▸ TASK DETAILS
Type every record exactly as it appears.

▸ EXTRACTED ENTRIES
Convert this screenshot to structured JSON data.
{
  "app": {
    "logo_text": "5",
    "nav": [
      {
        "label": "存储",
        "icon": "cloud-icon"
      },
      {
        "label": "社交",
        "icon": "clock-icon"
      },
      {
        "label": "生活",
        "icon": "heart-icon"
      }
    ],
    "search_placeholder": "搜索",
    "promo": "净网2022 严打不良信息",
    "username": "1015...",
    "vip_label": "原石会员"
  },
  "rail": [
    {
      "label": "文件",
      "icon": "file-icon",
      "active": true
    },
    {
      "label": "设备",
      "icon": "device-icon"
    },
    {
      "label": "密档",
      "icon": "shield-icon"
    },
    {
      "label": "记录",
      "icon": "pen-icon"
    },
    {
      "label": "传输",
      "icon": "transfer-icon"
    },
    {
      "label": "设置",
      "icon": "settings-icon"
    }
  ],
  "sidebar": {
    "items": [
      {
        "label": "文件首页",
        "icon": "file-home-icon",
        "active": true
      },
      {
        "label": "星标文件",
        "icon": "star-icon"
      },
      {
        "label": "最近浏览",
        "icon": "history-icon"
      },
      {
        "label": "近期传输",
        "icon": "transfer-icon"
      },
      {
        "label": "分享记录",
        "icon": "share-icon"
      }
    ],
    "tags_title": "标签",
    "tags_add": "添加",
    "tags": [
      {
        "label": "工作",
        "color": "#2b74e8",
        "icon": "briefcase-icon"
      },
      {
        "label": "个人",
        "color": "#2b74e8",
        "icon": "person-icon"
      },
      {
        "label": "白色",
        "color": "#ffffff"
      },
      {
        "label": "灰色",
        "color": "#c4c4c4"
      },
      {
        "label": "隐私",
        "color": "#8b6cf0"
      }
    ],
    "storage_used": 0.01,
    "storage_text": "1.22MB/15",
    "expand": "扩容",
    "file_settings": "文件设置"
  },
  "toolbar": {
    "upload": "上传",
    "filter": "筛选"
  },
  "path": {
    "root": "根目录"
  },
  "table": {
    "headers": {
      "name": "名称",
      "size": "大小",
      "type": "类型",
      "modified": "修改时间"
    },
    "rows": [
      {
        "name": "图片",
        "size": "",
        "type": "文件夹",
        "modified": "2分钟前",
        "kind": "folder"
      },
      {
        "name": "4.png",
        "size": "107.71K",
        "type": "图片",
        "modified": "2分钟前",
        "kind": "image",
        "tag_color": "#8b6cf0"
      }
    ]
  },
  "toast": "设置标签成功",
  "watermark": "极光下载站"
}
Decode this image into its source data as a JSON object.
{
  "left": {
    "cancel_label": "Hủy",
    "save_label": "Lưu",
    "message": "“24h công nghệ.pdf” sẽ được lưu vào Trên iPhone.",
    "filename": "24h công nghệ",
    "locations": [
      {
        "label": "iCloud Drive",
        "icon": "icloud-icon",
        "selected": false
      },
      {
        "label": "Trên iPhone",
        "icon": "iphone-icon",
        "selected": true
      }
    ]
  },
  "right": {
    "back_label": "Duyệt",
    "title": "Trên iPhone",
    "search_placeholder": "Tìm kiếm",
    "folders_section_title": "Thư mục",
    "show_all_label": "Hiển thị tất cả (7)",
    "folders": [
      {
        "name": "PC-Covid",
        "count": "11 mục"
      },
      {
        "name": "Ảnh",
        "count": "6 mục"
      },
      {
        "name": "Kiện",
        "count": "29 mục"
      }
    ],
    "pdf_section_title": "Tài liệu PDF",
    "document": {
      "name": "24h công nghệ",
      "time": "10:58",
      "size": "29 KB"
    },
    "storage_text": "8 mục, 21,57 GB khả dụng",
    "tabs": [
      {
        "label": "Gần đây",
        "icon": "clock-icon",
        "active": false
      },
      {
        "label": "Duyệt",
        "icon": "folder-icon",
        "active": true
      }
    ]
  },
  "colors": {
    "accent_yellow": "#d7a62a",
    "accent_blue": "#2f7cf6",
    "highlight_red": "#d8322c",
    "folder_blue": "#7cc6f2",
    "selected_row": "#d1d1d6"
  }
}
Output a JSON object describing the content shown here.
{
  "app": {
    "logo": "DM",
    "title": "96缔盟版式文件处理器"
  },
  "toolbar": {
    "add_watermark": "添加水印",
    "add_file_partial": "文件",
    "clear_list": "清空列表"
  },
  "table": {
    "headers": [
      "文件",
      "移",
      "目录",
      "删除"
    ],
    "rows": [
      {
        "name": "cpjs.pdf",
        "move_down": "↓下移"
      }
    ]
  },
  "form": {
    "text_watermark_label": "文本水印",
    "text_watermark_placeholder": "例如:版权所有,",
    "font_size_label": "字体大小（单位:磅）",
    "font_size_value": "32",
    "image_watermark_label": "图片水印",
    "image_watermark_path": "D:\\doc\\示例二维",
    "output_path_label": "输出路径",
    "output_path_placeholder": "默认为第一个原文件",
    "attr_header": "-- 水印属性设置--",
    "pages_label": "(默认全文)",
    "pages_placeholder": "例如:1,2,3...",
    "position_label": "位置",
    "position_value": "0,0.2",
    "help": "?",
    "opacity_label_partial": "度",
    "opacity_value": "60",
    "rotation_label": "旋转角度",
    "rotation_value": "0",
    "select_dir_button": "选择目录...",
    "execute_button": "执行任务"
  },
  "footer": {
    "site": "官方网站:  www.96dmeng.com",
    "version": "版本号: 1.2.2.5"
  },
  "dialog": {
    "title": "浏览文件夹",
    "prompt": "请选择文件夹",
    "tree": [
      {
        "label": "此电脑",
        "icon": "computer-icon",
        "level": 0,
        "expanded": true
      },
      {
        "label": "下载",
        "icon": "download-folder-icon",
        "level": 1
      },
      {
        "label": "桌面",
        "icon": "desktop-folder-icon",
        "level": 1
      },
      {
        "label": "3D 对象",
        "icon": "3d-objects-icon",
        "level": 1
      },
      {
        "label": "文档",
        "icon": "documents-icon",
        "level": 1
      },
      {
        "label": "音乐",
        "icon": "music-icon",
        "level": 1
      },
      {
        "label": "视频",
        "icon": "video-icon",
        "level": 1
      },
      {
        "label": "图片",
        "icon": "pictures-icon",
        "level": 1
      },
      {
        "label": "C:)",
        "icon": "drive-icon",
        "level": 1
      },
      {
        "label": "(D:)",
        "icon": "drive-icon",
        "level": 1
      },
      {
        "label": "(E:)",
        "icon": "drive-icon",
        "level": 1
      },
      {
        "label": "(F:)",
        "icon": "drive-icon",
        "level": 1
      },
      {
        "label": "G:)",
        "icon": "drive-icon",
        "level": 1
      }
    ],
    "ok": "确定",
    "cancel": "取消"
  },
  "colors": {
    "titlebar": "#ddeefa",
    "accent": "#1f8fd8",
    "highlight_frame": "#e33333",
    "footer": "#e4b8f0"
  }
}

▸ ANSWER BELOW
Convert this screenshot to structured JSON data.
{
  "app": {
    "logo_text": "5",
    "nav": [
      {
        "label": "存储",
        "icon": "cloud-icon"
      },
      {
        "label": "社交",
        "icon": "clock-icon"
      },
      {
        "label": "生活",
        "icon": "heart-icon"
      }
    ],
    "search_placeholder": "搜索",
    "promo": "净网2022 严打不良信息",
    "username": "1015...",
    "vip_label": "原石会员"
  },
  "rail": [
    {
      "label": "文件",
      "icon": "file-icon",
      "active": true
    },
    {
      "label": "设备",
      "icon": "device-icon"
    },
    {
      "label": "密档",
      "icon": "shield-icon"
    },
    {
      "label": "记录",
      "icon": "pen-icon"
    },
    {
      "label": "传输",
      "icon": "transfer-icon"
    },
    {
      "label": "设置",
      "icon": "settings-icon"
    }
  ],
  "sidebar": {
    "items": [
      {
        "label": "文件首页",
        "icon": "file-home-icon",
        "active": true
      },
      {
        "label": "星标文件",
        "icon": "star-icon"
      },
      {
        "label": "最近浏览",
        "icon": "history-icon"
      },
      {
        "label": "近期传输",
        "icon": "transfer-icon"
      },
      {
        "label": "分享记录",
        "icon": "share-icon"
      }
    ],
    "tags_title": "标签",
    "tags_add": "添加",
    "tags": [
      {
        "label": "工作",
        "color": "#2b74e8",
        "icon": "briefcase-icon"
      },
      {
        "label": "个人",
        "color": "#2b74e8",
        "icon": "person-icon"
      },
      {
        "label": "白色",
        "color": "#ffffff"
      },
      {
        "label": "灰色",
        "color": "#c4c4c4"
      },
      {
        "label": "隐私",
        "color": "#8b6cf0"
      }
    ],
    "storage_used": 0.01,
    "storage_text": "1.22MB/15",
    "expand": "扩容",
    "file_settings": "文件设置"
  },
  "toolbar": {
    "upload": "上传",
    "filter": "筛选"
  },
  "path": {
    "root": "根目录"
  },
  "table": {
    "headers": {
      "name": "名称",
      "size": "大小",
      "type": "类型",
      "modified": "修改时间"
    },
    "rows": [
      {
        "name": "图片",
        "size": "",
        "type": "文件夹",
        "modified": "2分钟前",
        "kind": "folder"
      },
      {
        "name": "4.png",
        "size": "107.71K",
        "type": "图片",
        "modified": "2分钟前",
        "kind": "image",
        "tag_color": "#8b6cf0"
      }
    ]
  },
  "toast": "设置标签成功",
  "watermark": "极光下载站"
}
Decode this image into its source data as a JSON object.
{
  "left": {
    "cancel_label": "Hủy",
    "save_label": "Lưu",
    "message": "“24h công nghệ.pdf” sẽ được lưu vào Trên iPhone.",
    "filename": "24h công nghệ",
    "locations": [
      {
        "label": "iCloud Drive",
        "icon": "icloud-icon",
        "selected": false
      },
      {
        "label": "Trên iPhone",
        "icon": "iphone-icon",
        "selected": true
      }
    ]
  },
  "right": {
    "back_label": "Duyệt",
    "title": "Trên iPhone",
    "search_placeholder": "Tìm kiếm",
    "folders_section_title": "Thư mục",
    "show_all_label": "Hiển thị tất cả (7)",
    "folders": [
      {
        "name": "PC-Covid",
        "count": "11 mục"
      },
      {
        "name": "Ảnh",
        "count": "6 mục"
      },
      {
        "name": "Kiện",
        "count": "29 mục"
      }
    ],
    "pdf_section_title": "Tài liệu PDF",
    "document": {
      "name": "24h công nghệ",
      "time": "10:58",
      "size": "29 KB"
    },
    "storage_text": "8 mục, 21,57 GB khả dụng",
    "tabs": [
      {
        "label": "Gần đây",
        "icon": "clock-icon",
        "active": false
      },
      {
        "label": "Duyệt",
        "icon": "folder-icon",
        "active": true
      }
    ]
  },
  "colors": {
    "accent_yellow": "#d7a62a",
    "accent_blue": "#2f7cf6",
    "highlight_red": "#d8322c",
    "folder_blue": "#7cc6f2",
    "selected_row": "#d1d1d6"
  }
}
Output a JSON object describing the content shown here.
{
  "app": {
    "logo": "DM",
    "title": "96缔盟版式文件处理器"
  },
  "toolbar": {
    "add_watermark": "添加水印",
    "add_file_partial": "文件",
    "clear_list": "清空列表"
  },
  "table": {
    "headers": [
      "文件",
      "移",
      "目录",
      "删除"
    ],
    "rows": [
      {
        "name": "cpjs.pdf",
        "move_down": "↓下移"
      }
    ]
  },
  "form": {
    "text_watermark_label": "文本水印",
    "text_watermark_placeholder": "例如:版权所有,",
    "font_size_label": "字体大小（单位:磅）",
    "font_size_value": "32",
    "image_watermark_label": "图片水印",
    "image_watermark_path": "D:\\doc\\示例二维",
    "output_path_label": "输出路径",
    "output_path_placeholder": "默认为第一个原文件",
    "attr_header": "-- 水印属性设置--",
    "pages_label": "(默认全文)",
    "pages_placeholder": "例如:1,2,3...",
    "position_label": "位置",
    "position_value": "0,0.2",
    "help": "?",
    "opacity_label_partial": "度",
    "opacity_value": "60",
    "rotation_label": "旋转角度",
    "rotation_value": "0",
    "select_dir_button": "选择目录...",
    "execute_button": "执行任务"
  },
  "footer": {
    "site": "官方网站:  www.96dmeng.com",
    "version": "版本号: 1.2.2.5"
  },
  "dialog": {
    "title": "浏览文件夹",
    "prompt": "请选择文件夹",
    "tree": [
      {
        "label": "此电脑",
        "icon": "computer-icon",
        "level": 0,
        "expanded": true
      },
      {
        "label": "下载",
        "icon": "download-folder-icon",
        "level": 1
      },
      {
        "label": "桌面",
        "icon": "desktop-folder-icon",
        "level": 1
      },
      {
        "label": "3D 对象",
        "icon": "3d-objects-icon",
        "level": 1
      },
      {
        "label": "文档",
        "icon": "documents-icon",
        "level": 1
      },
      {
        "label": "音乐",
        "icon": "music-icon",
        "level": 1
      },
      {
        "label": "视频",
        "icon": "video-icon",
        "level": 1
      },
      {
        "label": "图片",
        "icon": "pictures-icon",
        "level": 1
      },
      {
        "label": "C:)",
        "icon": "drive-icon",
        "level": 1
      },
      {
        "label": "(D:)",
        "icon": "drive-icon",
        "level": 1
      },
      {
        "label": "(E:)",
        "icon": "drive-icon",
        "level": 1
      },
      {
        "label": "(F:)",
        "icon": "drive-icon",
        "level": 1
      },
      {
        "label": "G:)",
        "icon": "drive-icon",
        "level": 1
      }
    ],
    "ok": "确定",
    "cancel": "取消"
  },
  "colors": {
    "titlebar": "#ddeefa",
    "accent": "#1f8fd8",
    "highlight_frame": "#e33333",
    "footer": "#e4b8f0"
  }
}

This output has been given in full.